**Task instructions:** Go through the listing and pick out each line with the word "chemotherapy" in it.

**Records for this task:**
>>

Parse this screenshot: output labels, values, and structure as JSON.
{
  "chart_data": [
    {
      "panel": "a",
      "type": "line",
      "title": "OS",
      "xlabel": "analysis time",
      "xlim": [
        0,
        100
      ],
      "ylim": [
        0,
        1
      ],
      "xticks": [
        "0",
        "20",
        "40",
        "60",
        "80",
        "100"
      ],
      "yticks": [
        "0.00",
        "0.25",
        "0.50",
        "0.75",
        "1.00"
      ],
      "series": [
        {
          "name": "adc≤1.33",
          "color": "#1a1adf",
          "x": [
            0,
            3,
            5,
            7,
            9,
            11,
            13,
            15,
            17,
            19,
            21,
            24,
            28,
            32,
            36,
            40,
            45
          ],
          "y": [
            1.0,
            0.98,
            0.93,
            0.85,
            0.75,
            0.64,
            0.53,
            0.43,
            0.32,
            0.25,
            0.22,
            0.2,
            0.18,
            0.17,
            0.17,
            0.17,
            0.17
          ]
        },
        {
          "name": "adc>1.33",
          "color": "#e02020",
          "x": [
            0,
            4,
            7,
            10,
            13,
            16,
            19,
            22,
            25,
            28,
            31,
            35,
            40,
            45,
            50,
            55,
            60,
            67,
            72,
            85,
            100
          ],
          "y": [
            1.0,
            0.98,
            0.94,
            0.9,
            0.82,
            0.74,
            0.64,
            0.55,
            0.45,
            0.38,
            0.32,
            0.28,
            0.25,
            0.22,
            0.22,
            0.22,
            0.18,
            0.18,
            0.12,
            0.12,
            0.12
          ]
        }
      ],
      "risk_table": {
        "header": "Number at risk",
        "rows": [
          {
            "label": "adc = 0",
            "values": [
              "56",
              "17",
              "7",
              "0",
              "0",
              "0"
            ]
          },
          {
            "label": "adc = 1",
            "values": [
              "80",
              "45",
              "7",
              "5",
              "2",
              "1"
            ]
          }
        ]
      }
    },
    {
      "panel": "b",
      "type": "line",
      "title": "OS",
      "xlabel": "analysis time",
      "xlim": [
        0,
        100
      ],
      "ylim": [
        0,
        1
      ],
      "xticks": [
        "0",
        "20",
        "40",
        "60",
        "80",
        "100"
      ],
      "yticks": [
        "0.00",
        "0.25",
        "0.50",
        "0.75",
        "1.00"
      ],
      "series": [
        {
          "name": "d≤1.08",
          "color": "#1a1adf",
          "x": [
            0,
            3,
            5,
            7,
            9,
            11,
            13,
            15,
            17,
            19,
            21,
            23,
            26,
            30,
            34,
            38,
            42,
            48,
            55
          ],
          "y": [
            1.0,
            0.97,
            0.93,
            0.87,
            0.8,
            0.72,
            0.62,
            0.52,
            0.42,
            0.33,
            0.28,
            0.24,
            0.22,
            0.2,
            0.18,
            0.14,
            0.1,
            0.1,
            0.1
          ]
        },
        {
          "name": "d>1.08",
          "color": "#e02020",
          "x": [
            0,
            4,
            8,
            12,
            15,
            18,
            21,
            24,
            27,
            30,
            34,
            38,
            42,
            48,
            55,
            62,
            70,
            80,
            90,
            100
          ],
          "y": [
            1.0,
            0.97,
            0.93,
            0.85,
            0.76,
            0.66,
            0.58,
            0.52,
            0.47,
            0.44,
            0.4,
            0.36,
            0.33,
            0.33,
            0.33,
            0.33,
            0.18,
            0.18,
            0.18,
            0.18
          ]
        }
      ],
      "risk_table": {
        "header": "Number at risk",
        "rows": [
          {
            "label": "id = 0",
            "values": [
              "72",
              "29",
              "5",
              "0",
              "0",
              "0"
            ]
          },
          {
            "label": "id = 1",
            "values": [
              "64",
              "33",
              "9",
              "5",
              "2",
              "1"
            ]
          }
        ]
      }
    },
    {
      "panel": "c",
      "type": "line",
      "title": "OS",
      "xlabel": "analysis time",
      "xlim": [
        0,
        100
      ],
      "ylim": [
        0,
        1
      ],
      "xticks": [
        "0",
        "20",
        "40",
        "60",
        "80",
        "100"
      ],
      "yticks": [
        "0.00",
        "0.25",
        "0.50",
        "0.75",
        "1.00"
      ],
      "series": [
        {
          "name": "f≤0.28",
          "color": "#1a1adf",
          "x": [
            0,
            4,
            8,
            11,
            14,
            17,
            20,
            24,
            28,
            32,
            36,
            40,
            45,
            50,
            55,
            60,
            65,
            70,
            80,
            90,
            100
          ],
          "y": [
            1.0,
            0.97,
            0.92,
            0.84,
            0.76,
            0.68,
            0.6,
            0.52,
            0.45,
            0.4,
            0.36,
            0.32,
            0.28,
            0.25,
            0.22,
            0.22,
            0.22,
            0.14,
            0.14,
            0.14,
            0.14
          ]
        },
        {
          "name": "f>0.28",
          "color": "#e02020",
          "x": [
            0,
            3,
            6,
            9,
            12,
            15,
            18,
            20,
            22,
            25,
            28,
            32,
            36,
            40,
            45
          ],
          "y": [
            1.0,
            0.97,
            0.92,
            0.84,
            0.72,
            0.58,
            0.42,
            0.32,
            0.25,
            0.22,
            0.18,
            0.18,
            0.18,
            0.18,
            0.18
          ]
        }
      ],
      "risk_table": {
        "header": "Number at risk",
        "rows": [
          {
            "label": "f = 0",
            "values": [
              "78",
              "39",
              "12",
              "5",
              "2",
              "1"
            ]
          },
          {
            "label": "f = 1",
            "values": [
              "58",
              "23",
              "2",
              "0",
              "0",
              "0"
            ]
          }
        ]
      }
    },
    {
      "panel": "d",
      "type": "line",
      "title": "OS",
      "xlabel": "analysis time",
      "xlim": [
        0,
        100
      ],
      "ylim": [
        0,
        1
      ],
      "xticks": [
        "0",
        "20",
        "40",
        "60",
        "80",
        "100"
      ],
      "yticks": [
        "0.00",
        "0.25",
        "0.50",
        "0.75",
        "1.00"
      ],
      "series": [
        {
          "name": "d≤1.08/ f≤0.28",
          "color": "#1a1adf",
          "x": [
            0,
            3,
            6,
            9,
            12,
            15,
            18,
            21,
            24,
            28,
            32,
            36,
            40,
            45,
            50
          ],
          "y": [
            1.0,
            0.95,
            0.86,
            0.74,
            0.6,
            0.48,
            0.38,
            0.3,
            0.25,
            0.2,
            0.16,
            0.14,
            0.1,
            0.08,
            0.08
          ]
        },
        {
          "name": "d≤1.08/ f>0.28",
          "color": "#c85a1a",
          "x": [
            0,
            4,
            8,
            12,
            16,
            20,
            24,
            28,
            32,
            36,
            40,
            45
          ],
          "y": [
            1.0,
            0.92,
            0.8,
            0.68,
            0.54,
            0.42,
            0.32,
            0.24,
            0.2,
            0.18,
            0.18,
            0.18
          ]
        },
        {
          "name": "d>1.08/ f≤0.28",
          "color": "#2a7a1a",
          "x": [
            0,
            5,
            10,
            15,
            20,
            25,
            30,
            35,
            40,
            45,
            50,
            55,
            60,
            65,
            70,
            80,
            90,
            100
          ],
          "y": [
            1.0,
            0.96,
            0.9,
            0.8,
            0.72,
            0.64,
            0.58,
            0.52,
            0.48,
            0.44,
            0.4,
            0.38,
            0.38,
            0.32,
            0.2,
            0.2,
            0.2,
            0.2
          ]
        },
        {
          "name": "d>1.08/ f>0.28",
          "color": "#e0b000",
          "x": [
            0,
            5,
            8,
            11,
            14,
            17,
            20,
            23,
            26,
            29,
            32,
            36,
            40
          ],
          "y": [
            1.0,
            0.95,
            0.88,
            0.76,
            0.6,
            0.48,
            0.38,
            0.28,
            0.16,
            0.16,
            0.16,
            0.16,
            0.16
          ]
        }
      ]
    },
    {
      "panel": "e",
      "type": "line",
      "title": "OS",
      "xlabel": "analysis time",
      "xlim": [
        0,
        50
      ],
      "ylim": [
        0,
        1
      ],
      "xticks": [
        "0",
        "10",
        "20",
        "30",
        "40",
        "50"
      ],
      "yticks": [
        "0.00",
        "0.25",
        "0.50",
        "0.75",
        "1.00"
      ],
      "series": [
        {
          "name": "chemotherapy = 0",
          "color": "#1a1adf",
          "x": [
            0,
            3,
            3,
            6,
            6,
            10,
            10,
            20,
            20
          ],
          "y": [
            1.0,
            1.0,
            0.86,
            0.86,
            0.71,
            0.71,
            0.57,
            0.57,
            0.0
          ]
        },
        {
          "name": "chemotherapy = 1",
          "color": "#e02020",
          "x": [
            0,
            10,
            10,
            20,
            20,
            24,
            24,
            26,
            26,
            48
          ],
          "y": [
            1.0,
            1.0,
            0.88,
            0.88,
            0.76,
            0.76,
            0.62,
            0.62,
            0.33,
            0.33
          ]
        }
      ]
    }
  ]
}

<<

**Exercise result:**
          "name": "chemotherapy = 0",
          "name": "chemotherapy = 1",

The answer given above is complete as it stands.